Competing countries have taken our agricultural playbook, adapted it to their conditions and improved upon it — all while operating with fundamentally lower cost structures. They’re combining cheaper land, lower labor costs and advanced technology. When viewed through that lens, the U.S. now looks more like the underdog rather than the lead dog when it comes to production prowess.
Exports Adjust to New Reality
As this global power play plays out, U.S. farmers’ wallets are getting lighter. The U.S. agricultural trade deficit is expected to hit a record $49.5 billion in 2025, roughly 56% higher than the previous year’s fiscal year’s projected $30.7 billion shortfall. Agricultural exports account for more than 20% of the value of U.S. farm production, according to a report by EconoFact.
For the moment, U.S. agriculture can still claim productive parity and a superior supply chain, but we face crushing margin pressure from high land and machinery costs. Meanwhile, with the help of China, Brazil has developed logistics corridors that dramatically reduce freight costs, and India’s cost-efficient digital tools are creating efficiencies we can’t match on price alone.

──────────────────────────────

» **What you will do**:
1. According to the passage on U.S. agriculture, what record size is the U.S. agricultural trade deficit expected to reach in 2025?
2. Reproduce the passage on U.S. agriculture word for word from "Exports Adjust to" to "report by EconoFact.".

──────────────────────────────

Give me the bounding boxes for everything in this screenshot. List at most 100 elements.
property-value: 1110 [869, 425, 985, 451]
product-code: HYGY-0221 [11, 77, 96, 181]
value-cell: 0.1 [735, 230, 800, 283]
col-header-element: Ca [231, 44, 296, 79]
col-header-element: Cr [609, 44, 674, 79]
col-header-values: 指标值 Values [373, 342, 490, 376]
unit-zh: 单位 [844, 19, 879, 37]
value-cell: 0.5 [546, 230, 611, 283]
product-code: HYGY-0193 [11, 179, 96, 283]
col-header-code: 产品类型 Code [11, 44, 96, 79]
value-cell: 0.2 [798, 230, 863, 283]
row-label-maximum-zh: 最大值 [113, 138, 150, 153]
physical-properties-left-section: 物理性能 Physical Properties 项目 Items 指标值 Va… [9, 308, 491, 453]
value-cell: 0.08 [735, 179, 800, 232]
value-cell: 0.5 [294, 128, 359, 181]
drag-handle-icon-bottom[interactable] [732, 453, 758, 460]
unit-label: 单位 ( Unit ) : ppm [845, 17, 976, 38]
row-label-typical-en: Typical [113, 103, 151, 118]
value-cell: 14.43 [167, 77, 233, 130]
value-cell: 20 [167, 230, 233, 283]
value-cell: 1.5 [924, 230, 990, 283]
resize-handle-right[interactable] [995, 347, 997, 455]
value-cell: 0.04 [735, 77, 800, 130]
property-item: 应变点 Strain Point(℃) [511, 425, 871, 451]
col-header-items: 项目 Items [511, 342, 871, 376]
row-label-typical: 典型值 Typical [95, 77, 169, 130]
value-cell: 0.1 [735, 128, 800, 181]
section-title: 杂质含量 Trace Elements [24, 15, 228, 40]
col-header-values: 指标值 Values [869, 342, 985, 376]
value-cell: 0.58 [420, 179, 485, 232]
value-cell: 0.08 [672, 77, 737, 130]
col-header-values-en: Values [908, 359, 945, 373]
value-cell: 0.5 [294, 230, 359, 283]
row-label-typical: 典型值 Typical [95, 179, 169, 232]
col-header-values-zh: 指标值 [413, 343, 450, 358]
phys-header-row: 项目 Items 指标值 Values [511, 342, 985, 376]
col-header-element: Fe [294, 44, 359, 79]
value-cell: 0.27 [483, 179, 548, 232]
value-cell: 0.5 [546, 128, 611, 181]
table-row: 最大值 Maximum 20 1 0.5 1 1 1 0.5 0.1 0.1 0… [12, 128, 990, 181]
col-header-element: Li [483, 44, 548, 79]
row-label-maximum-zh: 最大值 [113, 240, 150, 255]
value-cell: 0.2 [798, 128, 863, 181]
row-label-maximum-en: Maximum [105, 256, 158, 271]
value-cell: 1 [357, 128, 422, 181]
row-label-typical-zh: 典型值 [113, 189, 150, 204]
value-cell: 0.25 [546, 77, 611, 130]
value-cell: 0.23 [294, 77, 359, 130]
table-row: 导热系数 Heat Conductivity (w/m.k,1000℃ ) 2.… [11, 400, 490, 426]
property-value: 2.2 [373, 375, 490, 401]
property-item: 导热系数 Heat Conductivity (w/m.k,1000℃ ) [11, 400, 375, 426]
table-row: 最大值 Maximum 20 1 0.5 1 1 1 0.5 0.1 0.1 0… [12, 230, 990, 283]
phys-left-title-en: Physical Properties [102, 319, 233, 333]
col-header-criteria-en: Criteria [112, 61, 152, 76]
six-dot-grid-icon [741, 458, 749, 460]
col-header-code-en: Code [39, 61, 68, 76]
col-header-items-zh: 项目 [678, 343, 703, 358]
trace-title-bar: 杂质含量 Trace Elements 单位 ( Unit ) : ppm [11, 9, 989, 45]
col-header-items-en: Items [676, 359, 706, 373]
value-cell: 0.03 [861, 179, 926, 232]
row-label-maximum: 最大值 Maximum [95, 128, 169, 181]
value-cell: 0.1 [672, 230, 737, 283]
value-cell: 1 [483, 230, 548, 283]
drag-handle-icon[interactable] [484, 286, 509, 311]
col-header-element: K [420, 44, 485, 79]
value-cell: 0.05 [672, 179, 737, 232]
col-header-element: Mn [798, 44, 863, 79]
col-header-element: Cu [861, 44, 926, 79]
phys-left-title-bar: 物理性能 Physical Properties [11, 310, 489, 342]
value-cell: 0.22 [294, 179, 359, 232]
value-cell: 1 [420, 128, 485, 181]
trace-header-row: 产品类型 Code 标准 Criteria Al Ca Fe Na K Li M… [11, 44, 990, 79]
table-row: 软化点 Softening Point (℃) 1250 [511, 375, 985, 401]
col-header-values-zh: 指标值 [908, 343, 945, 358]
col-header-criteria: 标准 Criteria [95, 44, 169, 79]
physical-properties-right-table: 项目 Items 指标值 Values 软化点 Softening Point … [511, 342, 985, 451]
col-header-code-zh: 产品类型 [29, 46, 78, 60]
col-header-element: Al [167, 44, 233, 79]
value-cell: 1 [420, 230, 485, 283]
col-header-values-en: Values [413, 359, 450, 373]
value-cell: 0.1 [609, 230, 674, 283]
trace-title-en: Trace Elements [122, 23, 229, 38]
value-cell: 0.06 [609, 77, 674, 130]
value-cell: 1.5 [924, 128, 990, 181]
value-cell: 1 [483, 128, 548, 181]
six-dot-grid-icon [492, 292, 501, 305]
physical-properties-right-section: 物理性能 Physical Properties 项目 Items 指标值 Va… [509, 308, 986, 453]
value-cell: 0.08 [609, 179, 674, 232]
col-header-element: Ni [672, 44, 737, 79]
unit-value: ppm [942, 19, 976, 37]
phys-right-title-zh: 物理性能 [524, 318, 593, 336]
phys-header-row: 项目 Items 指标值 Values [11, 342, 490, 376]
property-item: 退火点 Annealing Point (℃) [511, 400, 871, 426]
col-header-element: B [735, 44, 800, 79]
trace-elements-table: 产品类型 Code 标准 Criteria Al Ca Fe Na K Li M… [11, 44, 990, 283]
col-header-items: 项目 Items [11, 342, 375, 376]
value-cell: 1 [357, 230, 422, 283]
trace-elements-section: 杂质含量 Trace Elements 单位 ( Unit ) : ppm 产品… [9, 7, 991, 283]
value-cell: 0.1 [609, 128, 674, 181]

──────────────────────────────

» **Results for each task**:
1. A record $49.5 billion.

2.
Exports Adjust to New Reality
As this global power play plays out, U.S. farmers’ wallets are getting lighter. The U.S. agricultural trade deficit is expected to hit a record $49.5 billion in 2025, roughly 56% higher than the previous year’s fiscal year’s projected $30.7 billion shortfall. Agricultural exports account for more than 20% of the value of U.S. farm production, according to a report by EconoFact.